* _WHAT TO WORK ON_:
Show each line that has the string "night" in it.

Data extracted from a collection
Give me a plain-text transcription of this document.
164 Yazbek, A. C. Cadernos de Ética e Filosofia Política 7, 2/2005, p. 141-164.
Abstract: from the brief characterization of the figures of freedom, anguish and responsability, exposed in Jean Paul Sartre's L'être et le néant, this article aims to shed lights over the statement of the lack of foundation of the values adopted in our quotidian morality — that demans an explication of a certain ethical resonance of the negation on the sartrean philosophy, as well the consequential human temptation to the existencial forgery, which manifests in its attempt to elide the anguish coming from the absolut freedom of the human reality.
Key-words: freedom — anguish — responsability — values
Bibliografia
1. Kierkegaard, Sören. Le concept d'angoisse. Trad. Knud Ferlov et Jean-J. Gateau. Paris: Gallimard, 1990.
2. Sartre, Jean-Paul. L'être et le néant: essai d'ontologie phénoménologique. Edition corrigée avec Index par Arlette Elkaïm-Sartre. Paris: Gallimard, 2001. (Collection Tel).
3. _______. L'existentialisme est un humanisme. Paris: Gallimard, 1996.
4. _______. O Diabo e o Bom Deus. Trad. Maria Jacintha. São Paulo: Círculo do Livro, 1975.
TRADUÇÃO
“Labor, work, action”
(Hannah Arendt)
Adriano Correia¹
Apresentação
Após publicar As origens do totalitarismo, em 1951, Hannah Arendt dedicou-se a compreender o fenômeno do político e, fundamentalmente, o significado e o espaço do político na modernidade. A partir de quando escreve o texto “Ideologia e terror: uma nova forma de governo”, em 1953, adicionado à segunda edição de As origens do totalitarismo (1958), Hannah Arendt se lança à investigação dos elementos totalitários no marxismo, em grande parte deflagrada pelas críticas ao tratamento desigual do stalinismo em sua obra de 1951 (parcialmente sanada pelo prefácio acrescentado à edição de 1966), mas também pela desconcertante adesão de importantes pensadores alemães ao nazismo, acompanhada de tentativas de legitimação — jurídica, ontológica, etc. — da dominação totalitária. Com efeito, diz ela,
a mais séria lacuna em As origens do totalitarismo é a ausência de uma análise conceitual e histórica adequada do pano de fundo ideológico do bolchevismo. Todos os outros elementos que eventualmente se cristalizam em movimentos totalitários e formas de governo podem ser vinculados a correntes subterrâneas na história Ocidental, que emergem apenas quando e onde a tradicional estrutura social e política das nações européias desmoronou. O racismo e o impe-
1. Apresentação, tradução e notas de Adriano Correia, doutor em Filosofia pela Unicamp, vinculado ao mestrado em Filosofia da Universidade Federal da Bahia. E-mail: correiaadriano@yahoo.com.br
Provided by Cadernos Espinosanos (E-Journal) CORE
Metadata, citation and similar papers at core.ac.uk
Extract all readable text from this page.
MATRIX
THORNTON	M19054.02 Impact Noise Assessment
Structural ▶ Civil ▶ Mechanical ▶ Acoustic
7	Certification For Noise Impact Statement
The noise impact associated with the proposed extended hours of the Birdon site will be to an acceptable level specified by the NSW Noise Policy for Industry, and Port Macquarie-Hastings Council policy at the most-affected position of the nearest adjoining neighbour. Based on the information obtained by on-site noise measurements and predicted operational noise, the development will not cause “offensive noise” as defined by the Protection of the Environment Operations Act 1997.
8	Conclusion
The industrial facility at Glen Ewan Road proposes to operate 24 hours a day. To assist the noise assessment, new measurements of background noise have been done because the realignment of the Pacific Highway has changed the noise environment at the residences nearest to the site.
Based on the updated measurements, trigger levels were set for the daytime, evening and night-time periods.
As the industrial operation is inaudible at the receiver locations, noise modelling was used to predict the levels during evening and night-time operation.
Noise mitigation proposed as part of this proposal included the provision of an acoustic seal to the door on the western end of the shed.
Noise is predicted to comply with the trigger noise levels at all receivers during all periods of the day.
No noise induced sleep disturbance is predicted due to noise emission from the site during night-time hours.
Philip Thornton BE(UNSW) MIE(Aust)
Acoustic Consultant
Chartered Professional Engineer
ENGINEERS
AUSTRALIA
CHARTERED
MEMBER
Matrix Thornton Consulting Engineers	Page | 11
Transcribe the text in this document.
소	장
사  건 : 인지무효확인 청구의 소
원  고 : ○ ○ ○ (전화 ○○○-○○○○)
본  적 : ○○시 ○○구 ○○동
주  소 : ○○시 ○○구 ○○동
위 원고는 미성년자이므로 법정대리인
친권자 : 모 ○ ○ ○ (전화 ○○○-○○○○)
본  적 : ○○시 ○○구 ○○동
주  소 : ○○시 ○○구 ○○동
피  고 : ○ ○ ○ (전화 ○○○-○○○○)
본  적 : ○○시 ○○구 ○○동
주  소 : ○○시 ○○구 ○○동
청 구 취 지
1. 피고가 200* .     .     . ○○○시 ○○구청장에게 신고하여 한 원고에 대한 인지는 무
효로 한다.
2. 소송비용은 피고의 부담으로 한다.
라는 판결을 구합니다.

* _SOLVED EXERCISE_:
Based on the updated measurements, trigger levels were set for the daytime, evening and night-time periods.
As the industrial operation is inaudible at the receiver locations, noise modelling was used to predict the levels during evening and night-time operation.
No noise induced sleep disturbance is predicted due to noise emission from the site during night-time hours.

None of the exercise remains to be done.